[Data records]
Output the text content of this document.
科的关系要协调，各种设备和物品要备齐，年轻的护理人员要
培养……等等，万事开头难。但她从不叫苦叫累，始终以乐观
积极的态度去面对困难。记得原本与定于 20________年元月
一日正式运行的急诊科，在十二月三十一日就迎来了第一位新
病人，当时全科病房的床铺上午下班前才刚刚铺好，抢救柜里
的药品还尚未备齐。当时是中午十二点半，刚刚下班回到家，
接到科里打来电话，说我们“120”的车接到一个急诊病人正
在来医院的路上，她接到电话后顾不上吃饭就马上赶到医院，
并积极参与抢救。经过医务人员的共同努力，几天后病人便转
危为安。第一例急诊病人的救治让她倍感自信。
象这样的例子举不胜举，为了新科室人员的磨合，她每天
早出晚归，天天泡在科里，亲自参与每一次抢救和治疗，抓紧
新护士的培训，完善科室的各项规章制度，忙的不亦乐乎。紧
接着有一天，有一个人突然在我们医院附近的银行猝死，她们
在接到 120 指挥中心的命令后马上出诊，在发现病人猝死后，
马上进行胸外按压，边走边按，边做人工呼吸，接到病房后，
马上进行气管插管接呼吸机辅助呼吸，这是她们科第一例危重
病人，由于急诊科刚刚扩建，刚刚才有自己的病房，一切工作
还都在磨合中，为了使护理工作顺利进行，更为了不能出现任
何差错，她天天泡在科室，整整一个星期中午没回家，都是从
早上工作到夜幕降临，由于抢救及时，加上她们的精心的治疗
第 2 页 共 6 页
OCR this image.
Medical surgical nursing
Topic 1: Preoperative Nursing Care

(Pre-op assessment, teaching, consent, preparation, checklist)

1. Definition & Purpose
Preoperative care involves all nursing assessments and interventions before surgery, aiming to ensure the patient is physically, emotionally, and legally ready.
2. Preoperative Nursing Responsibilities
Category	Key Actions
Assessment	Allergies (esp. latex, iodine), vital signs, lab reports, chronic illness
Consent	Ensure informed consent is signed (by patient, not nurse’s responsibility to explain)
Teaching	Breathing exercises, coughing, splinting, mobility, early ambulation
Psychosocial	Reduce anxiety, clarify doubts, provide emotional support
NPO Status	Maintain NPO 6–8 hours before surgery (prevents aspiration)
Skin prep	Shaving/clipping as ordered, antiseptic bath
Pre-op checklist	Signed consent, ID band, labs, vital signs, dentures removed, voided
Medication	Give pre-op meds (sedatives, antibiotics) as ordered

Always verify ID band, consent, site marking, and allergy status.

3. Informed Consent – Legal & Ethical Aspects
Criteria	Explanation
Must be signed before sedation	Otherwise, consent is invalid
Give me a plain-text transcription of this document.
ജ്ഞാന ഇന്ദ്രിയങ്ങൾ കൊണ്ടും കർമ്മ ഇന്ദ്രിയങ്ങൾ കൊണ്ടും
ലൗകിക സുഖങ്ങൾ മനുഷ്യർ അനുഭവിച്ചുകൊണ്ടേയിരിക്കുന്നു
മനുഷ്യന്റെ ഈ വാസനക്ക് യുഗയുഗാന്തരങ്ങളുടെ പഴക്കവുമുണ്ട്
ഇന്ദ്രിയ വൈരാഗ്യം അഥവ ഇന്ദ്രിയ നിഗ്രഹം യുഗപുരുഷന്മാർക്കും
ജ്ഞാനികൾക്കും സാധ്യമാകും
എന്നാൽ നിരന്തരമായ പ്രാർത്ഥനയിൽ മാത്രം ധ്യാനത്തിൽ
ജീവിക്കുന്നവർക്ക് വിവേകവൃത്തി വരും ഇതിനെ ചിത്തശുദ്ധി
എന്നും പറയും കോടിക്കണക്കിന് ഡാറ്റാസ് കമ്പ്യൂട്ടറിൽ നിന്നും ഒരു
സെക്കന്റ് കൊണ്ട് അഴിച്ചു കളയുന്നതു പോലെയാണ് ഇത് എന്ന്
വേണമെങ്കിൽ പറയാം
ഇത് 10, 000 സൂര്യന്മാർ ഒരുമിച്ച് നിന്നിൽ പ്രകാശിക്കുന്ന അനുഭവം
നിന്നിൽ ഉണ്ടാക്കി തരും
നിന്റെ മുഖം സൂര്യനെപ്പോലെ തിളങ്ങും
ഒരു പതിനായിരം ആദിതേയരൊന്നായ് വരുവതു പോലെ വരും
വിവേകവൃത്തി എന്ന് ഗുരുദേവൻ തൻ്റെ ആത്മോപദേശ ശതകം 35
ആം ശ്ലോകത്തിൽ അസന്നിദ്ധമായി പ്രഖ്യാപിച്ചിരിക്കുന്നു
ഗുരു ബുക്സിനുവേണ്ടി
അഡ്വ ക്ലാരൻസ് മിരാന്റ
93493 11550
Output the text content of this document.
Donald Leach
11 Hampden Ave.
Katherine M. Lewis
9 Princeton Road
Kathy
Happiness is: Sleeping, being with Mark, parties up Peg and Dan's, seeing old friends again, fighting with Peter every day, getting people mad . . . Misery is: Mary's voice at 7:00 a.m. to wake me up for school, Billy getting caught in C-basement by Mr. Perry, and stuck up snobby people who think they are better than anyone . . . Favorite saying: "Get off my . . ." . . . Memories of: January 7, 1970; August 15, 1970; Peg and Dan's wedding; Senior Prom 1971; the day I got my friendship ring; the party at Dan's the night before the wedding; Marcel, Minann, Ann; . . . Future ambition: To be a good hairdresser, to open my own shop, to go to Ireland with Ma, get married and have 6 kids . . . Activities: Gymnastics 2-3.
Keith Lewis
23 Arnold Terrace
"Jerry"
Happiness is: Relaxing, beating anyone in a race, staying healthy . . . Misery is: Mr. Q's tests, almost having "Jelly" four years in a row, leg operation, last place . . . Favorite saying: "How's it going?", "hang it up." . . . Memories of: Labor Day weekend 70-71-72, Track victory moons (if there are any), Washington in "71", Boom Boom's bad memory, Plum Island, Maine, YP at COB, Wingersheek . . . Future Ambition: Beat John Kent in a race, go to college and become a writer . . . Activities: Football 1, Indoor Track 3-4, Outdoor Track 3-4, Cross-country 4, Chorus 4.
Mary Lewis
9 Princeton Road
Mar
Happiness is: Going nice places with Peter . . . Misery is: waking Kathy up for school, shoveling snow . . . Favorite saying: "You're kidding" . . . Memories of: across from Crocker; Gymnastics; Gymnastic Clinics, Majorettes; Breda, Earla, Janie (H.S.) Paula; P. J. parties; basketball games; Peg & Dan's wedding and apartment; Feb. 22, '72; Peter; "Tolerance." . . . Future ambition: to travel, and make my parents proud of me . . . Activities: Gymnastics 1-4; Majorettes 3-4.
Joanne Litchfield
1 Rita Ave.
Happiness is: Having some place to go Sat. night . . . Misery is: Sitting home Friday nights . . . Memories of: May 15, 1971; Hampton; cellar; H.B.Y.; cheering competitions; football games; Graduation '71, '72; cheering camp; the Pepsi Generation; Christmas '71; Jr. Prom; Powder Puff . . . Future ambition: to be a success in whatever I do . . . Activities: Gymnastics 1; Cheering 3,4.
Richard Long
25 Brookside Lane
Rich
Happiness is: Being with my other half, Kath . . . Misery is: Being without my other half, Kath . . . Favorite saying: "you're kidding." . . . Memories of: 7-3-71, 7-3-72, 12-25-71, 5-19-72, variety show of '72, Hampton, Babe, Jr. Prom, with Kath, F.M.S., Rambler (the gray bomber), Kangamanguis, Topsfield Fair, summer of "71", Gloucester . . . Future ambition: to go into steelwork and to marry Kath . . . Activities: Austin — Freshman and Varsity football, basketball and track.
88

## Set problem
Print all of the entries exactly as they appear.

## Response
Output the text content of this document.
科的关系要协调，各种设备和物品要备齐，年轻的护理人员要
培养……等等，万事开头难。但她从不叫苦叫累，始终以乐观
积极的态度去面对困难。记得原本与定于 20________年元月
一日正式运行的急诊科，在十二月三十一日就迎来了第一位新
病人，当时全科病房的床铺上午下班前才刚刚铺好，抢救柜里
的药品还尚未备齐。当时是中午十二点半，刚刚下班回到家，
接到科里打来电话，说我们“120”的车接到一个急诊病人正
在来医院的路上，她接到电话后顾不上吃饭就马上赶到医院，
并积极参与抢救。经过医务人员的共同努力，几天后病人便转
危为安。第一例急诊病人的救治让她倍感自信。
象这样的例子举不胜举，为了新科室人员的磨合，她每天
早出晚归，天天泡在科里，亲自参与每一次抢救和治疗，抓紧
新护士的培训，完善科室的各项规章制度，忙的不亦乐乎。紧
接着有一天，有一个人突然在我们医院附近的银行猝死，她们
在接到 120 指挥中心的命令后马上出诊，在发现病人猝死后，
马上进行胸外按压，边走边按，边做人工呼吸，接到病房后，
马上进行气管插管接呼吸机辅助呼吸，这是她们科第一例危重
病人，由于急诊科刚刚扩建，刚刚才有自己的病房，一切工作
还都在磨合中，为了使护理工作顺利进行，更为了不能出现任
何差错，她天天泡在科室，整整一个星期中午没回家，都是从
早上工作到夜幕降临，由于抢救及时，加上她们的精心的治疗
第 2 页 共 6 页
OCR this image.
Medical surgical nursing
Topic 1: Preoperative Nursing Care

(Pre-op assessment, teaching, consent, preparation, checklist)

1. Definition & Purpose
Preoperative care involves all nursing assessments and interventions before surgery, aiming to ensure the patient is physically, emotionally, and legally ready.
2. Preoperative Nursing Responsibilities
Category	Key Actions
Assessment	Allergies (esp. latex, iodine), vital signs, lab reports, chronic illness
Consent	Ensure informed consent is signed (by patient, not nurse’s responsibility to explain)
Teaching	Breathing exercises, coughing, splinting, mobility, early ambulation
Psychosocial	Reduce anxiety, clarify doubts, provide emotional support
NPO Status	Maintain NPO 6–8 hours before surgery (prevents aspiration)
Skin prep	Shaving/clipping as ordered, antiseptic bath
Pre-op checklist	Signed consent, ID band, labs, vital signs, dentures removed, voided
Medication	Give pre-op meds (sedatives, antibiotics) as ordered

Always verify ID band, consent, site marking, and allergy status.

3. Informed Consent – Legal & Ethical Aspects
Criteria	Explanation
Must be signed before sedation	Otherwise, consent is invalid
Give me a plain-text transcription of this document.
ജ്ഞാന ഇന്ദ്രിയങ്ങൾ കൊണ്ടും കർമ്മ ഇന്ദ്രിയങ്ങൾ കൊണ്ടും
ലൗകിക സുഖങ്ങൾ മനുഷ്യർ അനുഭവിച്ചുകൊണ്ടേയിരിക്കുന്നു
മനുഷ്യന്റെ ഈ വാസനക്ക് യുഗയുഗാന്തരങ്ങളുടെ പഴക്കവുമുണ്ട്
ഇന്ദ്രിയ വൈരാഗ്യം അഥവ ഇന്ദ്രിയ നിഗ്രഹം യുഗപുരുഷന്മാർക്കും
ജ്ഞാനികൾക്കും സാധ്യമാകും
എന്നാൽ നിരന്തരമായ പ്രാർത്ഥനയിൽ മാത്രം ധ്യാനത്തിൽ
ജീവിക്കുന്നവർക്ക് വിവേകവൃത്തി വരും ഇതിനെ ചിത്തശുദ്ധി
എന്നും പറയും കോടിക്കണക്കിന് ഡാറ്റാസ് കമ്പ്യൂട്ടറിൽ നിന്നും ഒരു
സെക്കന്റ് കൊണ്ട് അഴിച്ചു കളയുന്നതു പോലെയാണ് ഇത് എന്ന്
വേണമെങ്കിൽ പറയാം
ഇത് 10, 000 സൂര്യന്മാർ ഒരുമിച്ച് നിന്നിൽ പ്രകാശിക്കുന്ന അനുഭവം
നിന്നിൽ ഉണ്ടാക്കി തരും
നിന്റെ മുഖം സൂര്യനെപ്പോലെ തിളങ്ങും
ഒരു പതിനായിരം ആദിതേയരൊന്നായ് വരുവതു പോലെ വരും
വിവേകവൃത്തി എന്ന് ഗുരുദേവൻ തൻ്റെ ആത്മോപദേശ ശതകം 35
ആം ശ്ലോകത്തിൽ അസന്നിദ്ധമായി പ്രഖ്യാപിച്ചിരിക്കുന്നു
ഗുരു ബുക്സിനുവേണ്ടി
അഡ്വ ക്ലാരൻസ് മിരാന്റ
93493 11550
Output the text content of this document.
Donald Leach
11 Hampden Ave.
Katherine M. Lewis
9 Princeton Road
Kathy
Happiness is: Sleeping, being with Mark, parties up Peg and Dan's, seeing old friends again, fighting with Peter every day, getting people mad . . . Misery is: Mary's voice at 7:00 a.m. to wake me up for school, Billy getting caught in C-basement by Mr. Perry, and stuck up snobby people who think they are better than anyone . . . Favorite saying: "Get off my . . ." . . . Memories of: January 7, 1970; August 15, 1970; Peg and Dan's wedding; Senior Prom 1971; the day I got my friendship ring; the party at Dan's the night before the wedding; Marcel, Minann, Ann; . . . Future ambition: To be a good hairdresser, to open my own shop, to go to Ireland with Ma, get married and have 6 kids . . . Activities: Gymnastics 2-3.
Keith Lewis
23 Arnold Terrace
"Jerry"
Happiness is: Relaxing, beating anyone in a race, staying healthy . . . Misery is: Mr. Q's tests, almost having "Jelly" four years in a row, leg operation, last place . . . Favorite saying: "How's it going?", "hang it up." . . . Memories of: Labor Day weekend 70-71-72, Track victory moons (if there are any), Washington in "71", Boom Boom's bad memory, Plum Island, Maine, YP at COB, Wingersheek . . . Future Ambition: Beat John Kent in a race, go to college and become a writer . . . Activities: Football 1, Indoor Track 3-4, Outdoor Track 3-4, Cross-country 4, Chorus 4.
Mary Lewis
9 Princeton Road
Mar
Happiness is: Going nice places with Peter . . . Misery is: waking Kathy up for school, shoveling snow . . . Favorite saying: "You're kidding" . . . Memories of: across from Crocker; Gymnastics; Gymnastic Clinics, Majorettes; Breda, Earla, Janie (H.S.) Paula; P. J. parties; basketball games; Peg & Dan's wedding and apartment; Feb. 22, '72; Peter; "Tolerance." . . . Future ambition: to travel, and make my parents proud of me . . . Activities: Gymnastics 1-4; Majorettes 3-4.
Joanne Litchfield
1 Rita Ave.
Happiness is: Having some place to go Sat. night . . . Misery is: Sitting home Friday nights . . . Memories of: May 15, 1971; Hampton; cellar; H.B.Y.; cheering competitions; football games; Graduation '71, '72; cheering camp; the Pepsi Generation; Christmas '71; Jr. Prom; Powder Puff . . . Future ambition: to be a success in whatever I do . . . Activities: Gymnastics 1; Cheering 3,4.
Richard Long
25 Brookside Lane
Rich
Happiness is: Being with my other half, Kath . . . Misery is: Being without my other half, Kath . . . Favorite saying: "you're kidding." . . . Memories of: 7-3-71, 7-3-72, 12-25-71, 5-19-72, variety show of '72, Hampton, Babe, Jr. Prom, with Kath, F.M.S., Rambler (the gray bomber), Kangamanguis, Topsfield Fair, summer of "71", Gloucester . . . Future ambition: to go into steelwork and to marry Kath . . . Activities: Austin — Freshman and Varsity football, basketball and track.
88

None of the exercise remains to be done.